--- EXERCISE PASSAGE ---
It appears Teresa should not be driving. She is potentially endangering herself, her children and society. I do not have a duty of care here as she is not my patient and I may not know all the facts. Her GP should be in the best position to sort this out.

There are three main issues here: that Teresa is continuing to drive; the behaviour of her GP; and my long-term personal or professional welfare as a potential whistleblower.

It is easiest to do nothing and to pretend I have done my bit by informing her GP. This is what most of us would be tempted to do. I actually would ring my medical defence organisation. If it agrees, in the first instance I would formally write to her GP detailing the events at the supermarket.

Should he not make efforts to address this problem I would write again outlining my concerns while acknowledging I may not have all the relevant information, and copying the letter to the clinical governance head of his PCT. If I were aware of another GP who had a better relationship with the GP concerned I would lobby them as my spokesperson. Eventually, if I was getting nowhere, I would speak to Teresa explaining to her why she should not be driving and, ultimately, if she continued to do so, I would inform the DVLA, as a local citizen rather than as her GP. Doing it anonymously is unlikely to serve any purpose.

My relationship with Teresa's GP appears poor. This may reflect personal differences or, more worryingly, be due to him having performance or conduct problems. If I am suspicious of the latter, the GMC has made it explicit that I have a duty to take this further.

As a first step I would gather as much information as possible and then raise my concerns with the clinical governance lead of his PCT.

Despite good intentions, whistleblowers often come out of these situations badly, and I will try my hardest to resolve this one without doing this or ducking the issue. If I blow the whistle on Teresa and especially her GP, it is likely that I will be talked about, resented, and, perhaps by some, admired, both in the medical as well as the wider local community. My life will be significantly altered by it.
---
■ TASK ITEM
In the passage about Teresa's driving, why does the writer say they have no duty of care toward Teresa? Answer in one to three sentences. The rows have nothing to do with the passage about Teresa's driving.
--- SOURCE DATA ---
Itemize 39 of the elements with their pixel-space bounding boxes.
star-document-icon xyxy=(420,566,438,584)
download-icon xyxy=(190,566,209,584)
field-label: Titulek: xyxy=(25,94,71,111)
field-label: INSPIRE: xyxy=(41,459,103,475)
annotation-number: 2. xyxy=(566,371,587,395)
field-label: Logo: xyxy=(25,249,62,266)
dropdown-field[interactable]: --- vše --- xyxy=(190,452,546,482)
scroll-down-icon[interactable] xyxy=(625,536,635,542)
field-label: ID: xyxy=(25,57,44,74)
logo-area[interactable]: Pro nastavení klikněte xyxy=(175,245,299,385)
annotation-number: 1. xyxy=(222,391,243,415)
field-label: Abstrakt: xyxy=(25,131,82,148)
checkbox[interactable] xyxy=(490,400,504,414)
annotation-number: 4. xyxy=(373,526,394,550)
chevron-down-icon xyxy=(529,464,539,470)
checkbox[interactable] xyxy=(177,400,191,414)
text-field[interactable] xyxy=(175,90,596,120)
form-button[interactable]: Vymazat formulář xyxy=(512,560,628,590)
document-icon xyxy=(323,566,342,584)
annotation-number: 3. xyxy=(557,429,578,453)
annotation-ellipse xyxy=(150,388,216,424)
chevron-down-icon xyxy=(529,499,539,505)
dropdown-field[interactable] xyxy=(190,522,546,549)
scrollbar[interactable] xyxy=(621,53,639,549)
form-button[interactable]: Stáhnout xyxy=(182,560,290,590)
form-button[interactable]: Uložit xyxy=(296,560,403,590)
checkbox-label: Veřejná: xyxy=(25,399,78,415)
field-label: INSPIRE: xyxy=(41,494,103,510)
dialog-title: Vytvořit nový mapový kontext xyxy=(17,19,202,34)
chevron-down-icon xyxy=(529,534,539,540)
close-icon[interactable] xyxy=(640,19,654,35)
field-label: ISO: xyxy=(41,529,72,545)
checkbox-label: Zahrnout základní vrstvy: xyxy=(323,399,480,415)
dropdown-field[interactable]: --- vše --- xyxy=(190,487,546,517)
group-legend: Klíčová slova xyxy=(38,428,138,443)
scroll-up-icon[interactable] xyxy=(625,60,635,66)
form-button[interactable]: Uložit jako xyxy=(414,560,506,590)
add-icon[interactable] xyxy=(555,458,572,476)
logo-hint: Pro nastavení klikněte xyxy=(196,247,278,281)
---
■ EXERCISE RESPONSE
The writer says they have no duty of care because Teresa is not their patient. They also note that they may not know all the facts.